EXERCISE DATA:

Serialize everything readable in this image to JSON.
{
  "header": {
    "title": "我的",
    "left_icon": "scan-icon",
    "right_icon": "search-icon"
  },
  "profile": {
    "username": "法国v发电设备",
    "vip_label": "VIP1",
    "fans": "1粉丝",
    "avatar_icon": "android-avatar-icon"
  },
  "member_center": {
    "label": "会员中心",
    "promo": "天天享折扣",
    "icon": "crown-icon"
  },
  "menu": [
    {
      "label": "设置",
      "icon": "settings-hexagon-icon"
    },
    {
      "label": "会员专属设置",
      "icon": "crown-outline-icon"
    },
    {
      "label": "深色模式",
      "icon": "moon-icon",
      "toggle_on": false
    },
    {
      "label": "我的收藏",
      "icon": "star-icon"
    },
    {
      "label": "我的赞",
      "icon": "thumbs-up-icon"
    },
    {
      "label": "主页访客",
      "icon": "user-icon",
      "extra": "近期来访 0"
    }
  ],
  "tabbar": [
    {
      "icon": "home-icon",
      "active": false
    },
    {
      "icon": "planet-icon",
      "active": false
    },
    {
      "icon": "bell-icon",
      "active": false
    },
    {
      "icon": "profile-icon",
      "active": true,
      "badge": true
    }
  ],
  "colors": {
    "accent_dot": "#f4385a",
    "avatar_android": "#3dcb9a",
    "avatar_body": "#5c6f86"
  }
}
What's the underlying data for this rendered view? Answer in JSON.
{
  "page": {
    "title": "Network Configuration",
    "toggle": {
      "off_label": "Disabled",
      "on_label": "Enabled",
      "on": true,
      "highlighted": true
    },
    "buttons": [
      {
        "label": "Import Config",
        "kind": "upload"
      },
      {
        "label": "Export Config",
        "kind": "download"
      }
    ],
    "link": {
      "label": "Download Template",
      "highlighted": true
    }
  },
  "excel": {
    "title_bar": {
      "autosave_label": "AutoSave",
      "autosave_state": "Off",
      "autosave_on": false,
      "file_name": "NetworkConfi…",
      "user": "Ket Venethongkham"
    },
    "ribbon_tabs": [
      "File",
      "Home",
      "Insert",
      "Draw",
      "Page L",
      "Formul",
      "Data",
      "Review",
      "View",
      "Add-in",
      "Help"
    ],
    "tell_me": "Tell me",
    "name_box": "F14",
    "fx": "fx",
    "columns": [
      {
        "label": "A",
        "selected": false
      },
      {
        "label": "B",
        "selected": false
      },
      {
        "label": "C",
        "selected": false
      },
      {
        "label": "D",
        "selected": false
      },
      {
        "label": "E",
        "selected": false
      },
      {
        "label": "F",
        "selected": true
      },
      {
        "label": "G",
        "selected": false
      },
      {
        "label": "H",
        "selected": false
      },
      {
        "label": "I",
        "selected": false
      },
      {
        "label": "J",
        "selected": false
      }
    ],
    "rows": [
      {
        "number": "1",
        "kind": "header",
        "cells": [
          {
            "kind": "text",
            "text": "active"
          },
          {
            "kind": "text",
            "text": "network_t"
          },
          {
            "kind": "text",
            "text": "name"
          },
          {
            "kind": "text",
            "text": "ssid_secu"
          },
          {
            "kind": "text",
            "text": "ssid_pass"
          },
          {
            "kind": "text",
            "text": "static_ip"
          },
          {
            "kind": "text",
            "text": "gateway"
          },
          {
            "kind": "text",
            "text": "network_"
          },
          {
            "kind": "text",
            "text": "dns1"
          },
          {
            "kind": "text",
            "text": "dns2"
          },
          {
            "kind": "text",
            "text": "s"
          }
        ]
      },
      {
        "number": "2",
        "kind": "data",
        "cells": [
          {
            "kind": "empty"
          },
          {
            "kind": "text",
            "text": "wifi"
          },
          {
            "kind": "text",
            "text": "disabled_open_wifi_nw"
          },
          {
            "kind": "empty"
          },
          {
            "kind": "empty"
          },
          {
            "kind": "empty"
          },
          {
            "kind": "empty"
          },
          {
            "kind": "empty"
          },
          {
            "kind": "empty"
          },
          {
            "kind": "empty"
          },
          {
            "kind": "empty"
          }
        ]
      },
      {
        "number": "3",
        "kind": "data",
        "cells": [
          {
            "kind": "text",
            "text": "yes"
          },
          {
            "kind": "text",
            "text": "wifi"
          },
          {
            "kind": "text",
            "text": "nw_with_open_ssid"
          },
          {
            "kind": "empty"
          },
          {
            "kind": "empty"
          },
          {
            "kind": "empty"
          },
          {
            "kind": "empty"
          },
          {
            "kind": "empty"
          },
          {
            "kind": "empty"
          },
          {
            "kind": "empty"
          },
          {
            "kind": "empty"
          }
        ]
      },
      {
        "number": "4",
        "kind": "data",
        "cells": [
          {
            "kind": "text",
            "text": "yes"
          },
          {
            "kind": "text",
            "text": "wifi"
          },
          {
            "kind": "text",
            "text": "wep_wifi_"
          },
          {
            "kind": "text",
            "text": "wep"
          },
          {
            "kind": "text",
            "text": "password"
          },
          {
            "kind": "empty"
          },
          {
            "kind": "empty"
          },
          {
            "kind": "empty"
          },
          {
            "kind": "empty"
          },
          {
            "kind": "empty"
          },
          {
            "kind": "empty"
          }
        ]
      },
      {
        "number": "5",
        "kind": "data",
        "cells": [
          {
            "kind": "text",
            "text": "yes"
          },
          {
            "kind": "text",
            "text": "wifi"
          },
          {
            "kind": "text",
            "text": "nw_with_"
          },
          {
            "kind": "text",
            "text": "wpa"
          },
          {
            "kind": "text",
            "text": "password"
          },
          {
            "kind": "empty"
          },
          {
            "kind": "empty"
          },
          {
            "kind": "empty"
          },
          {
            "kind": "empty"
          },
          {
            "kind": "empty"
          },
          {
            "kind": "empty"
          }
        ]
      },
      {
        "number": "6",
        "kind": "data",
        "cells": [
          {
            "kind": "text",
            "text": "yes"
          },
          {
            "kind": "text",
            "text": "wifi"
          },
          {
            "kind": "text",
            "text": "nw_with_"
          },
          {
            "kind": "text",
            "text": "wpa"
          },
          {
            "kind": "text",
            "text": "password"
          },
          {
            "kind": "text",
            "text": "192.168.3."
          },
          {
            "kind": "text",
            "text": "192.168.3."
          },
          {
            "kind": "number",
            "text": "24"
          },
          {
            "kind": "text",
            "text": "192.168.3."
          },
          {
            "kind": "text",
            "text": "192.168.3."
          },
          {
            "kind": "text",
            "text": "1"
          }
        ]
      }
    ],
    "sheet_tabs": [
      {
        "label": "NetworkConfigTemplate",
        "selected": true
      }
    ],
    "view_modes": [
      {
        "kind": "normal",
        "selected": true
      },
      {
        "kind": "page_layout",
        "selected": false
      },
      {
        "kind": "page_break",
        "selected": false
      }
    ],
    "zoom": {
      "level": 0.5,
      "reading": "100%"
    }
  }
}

PROBLEM DETAILS: Go through the listing and copy all of it exactly.

RESPONSE TO THE TASK:
Serialize everything readable in this image to JSON.
{
  "header": {
    "title": "我的",
    "left_icon": "scan-icon",
    "right_icon": "search-icon"
  },
  "profile": {
    "username": "法国v发电设备",
    "vip_label": "VIP1",
    "fans": "1粉丝",
    "avatar_icon": "android-avatar-icon"
  },
  "member_center": {
    "label": "会员中心",
    "promo": "天天享折扣",
    "icon": "crown-icon"
  },
  "menu": [
    {
      "label": "设置",
      "icon": "settings-hexagon-icon"
    },
    {
      "label": "会员专属设置",
      "icon": "crown-outline-icon"
    },
    {
      "label": "深色模式",
      "icon": "moon-icon",
      "toggle_on": false
    },
    {
      "label": "我的收藏",
      "icon": "star-icon"
    },
    {
      "label": "我的赞",
      "icon": "thumbs-up-icon"
    },
    {
      "label": "主页访客",
      "icon": "user-icon",
      "extra": "近期来访 0"
    }
  ],
  "tabbar": [
    {
      "icon": "home-icon",
      "active": false
    },
    {
      "icon": "planet-icon",
      "active": false
    },
    {
      "icon": "bell-icon",
      "active": false
    },
    {
      "icon": "profile-icon",
      "active": true,
      "badge": true
    }
  ],
  "colors": {
    "accent_dot": "#f4385a",
    "avatar_android": "#3dcb9a",
    "avatar_body": "#5c6f86"
  }
}
What's the underlying data for this rendered view? Answer in JSON.
{
  "page": {
    "title": "Network Configuration",
    "toggle": {
      "off_label": "Disabled",
      "on_label": "Enabled",
      "on": true,
      "highlighted": true
    },
    "buttons": [
      {
        "label": "Import Config",
        "kind": "upload"
      },
      {
        "label": "Export Config",
        "kind": "download"
      }
    ],
    "link": {
      "label": "Download Template",
      "highlighted": true
    }
  },
  "excel": {
    "title_bar": {
      "autosave_label": "AutoSave",
      "autosave_state": "Off",
      "autosave_on": false,
      "file_name": "NetworkConfi…",
      "user": "Ket Venethongkham"
    },
    "ribbon_tabs": [
      "File",
      "Home",
      "Insert",
      "Draw",
      "Page L",
      "Formul",
      "Data",
      "Review",
      "View",
      "Add-in",
      "Help"
    ],
    "tell_me": "Tell me",
    "name_box": "F14",
    "fx": "fx",
    "columns": [
      {
        "label": "A",
        "selected": false
      },
      {
        "label": "B",
        "selected": false
      },
      {
        "label": "C",
        "selected": false
      },
      {
        "label": "D",
        "selected": false
      },
      {
        "label": "E",
        "selected": false
      },
      {
        "label": "F",
        "selected": true
      },
      {
        "label": "G",
        "selected": false
      },
      {
        "label": "H",
        "selected": false
      },
      {
        "label": "I",
        "selected": false
      },
      {
        "label": "J",
        "selected": false
      }
    ],
    "rows": [
      {
        "number": "1",
        "kind": "header",
        "cells": [
          {
            "kind": "text",
            "text": "active"
          },
          {
            "kind": "text",
            "text": "network_t"
          },
          {
            "kind": "text",
            "text": "name"
          },
          {
            "kind": "text",
            "text": "ssid_secu"
          },
          {
            "kind": "text",
            "text": "ssid_pass"
          },
          {
            "kind": "text",
            "text": "static_ip"
          },
          {
            "kind": "text",
            "text": "gateway"
          },
          {
            "kind": "text",
            "text": "network_"
          },
          {
            "kind": "text",
            "text": "dns1"
          },
          {
            "kind": "text",
            "text": "dns2"
          },
          {
            "kind": "text",
            "text": "s"
          }
        ]
      },
      {
        "number": "2",
        "kind": "data",
        "cells": [
          {
            "kind": "empty"
          },
          {
            "kind": "text",
            "text": "wifi"
          },
          {
            "kind": "text",
            "text": "disabled_open_wifi_nw"
          },
          {
            "kind": "empty"
          },
          {
            "kind": "empty"
          },
          {
            "kind": "empty"
          },
          {
            "kind": "empty"
          },
          {
            "kind": "empty"
          },
          {
            "kind": "empty"
          },
          {
            "kind": "empty"
          },
          {
            "kind": "empty"
          }
        ]
      },
      {
        "number": "3",
        "kind": "data",
        "cells": [
          {
            "kind": "text",
            "text": "yes"
          },
          {
            "kind": "text",
            "text": "wifi"
          },
          {
            "kind": "text",
            "text": "nw_with_open_ssid"
          },
          {
            "kind": "empty"
          },
          {
            "kind": "empty"
          },
          {
            "kind": "empty"
          },
          {
            "kind": "empty"
          },
          {
            "kind": "empty"
          },
          {
            "kind": "empty"
          },
          {
            "kind": "empty"
          },
          {
            "kind": "empty"
          }
        ]
      },
      {
        "number": "4",
        "kind": "data",
        "cells": [
          {
            "kind": "text",
            "text": "yes"
          },
          {
            "kind": "text",
            "text": "wifi"
          },
          {
            "kind": "text",
            "text": "wep_wifi_"
          },
          {
            "kind": "text",
            "text": "wep"
          },
          {
            "kind": "text",
            "text": "password"
          },
          {
            "kind": "empty"
          },
          {
            "kind": "empty"
          },
          {
            "kind": "empty"
          },
          {
            "kind": "empty"
          },
          {
            "kind": "empty"
          },
          {
            "kind": "empty"
          }
        ]
      },
      {
        "number": "5",
        "kind": "data",
        "cells": [
          {
            "kind": "text",
            "text": "yes"
          },
          {
            "kind": "text",
            "text": "wifi"
          },
          {
            "kind": "text",
            "text": "nw_with_"
          },
          {
            "kind": "text",
            "text": "wpa"
          },
          {
            "kind": "text",
            "text": "password"
          },
          {
            "kind": "empty"
          },
          {
            "kind": "empty"
          },
          {
            "kind": "empty"
          },
          {
            "kind": "empty"
          },
          {
            "kind": "empty"
          },
          {
            "kind": "empty"
          }
        ]
      },
      {
        "number": "6",
        "kind": "data",
        "cells": [
          {
            "kind": "text",
            "text": "yes"
          },
          {
            "kind": "text",
            "text": "wifi"
          },
          {
            "kind": "text",
            "text": "nw_with_"
          },
          {
            "kind": "text",
            "text": "wpa"
          },
          {
            "kind": "text",
            "text": "password"
          },
          {
            "kind": "text",
            "text": "192.168.3."
          },
          {
            "kind": "text",
            "text": "192.168.3."
          },
          {
            "kind": "number",
            "text": "24"
          },
          {
            "kind": "text",
            "text": "192.168.3."
          },
          {
            "kind": "text",
            "text": "192.168.3."
          },
          {
            "kind": "text",
            "text": "1"
          }
        ]
      }
    ],
    "sheet_tabs": [
      {
        "label": "NetworkConfigTemplate",
        "selected": true
      }
    ],
    "view_modes": [
      {
        "kind": "normal",
        "selected": true
      },
      {
        "kind": "page_layout",
        "selected": false
      },
      {
        "kind": "page_break",
        "selected": false
      }
    ],
    "zoom": {
      "level": 0.5,
      "reading": "100%"
    }
  }
}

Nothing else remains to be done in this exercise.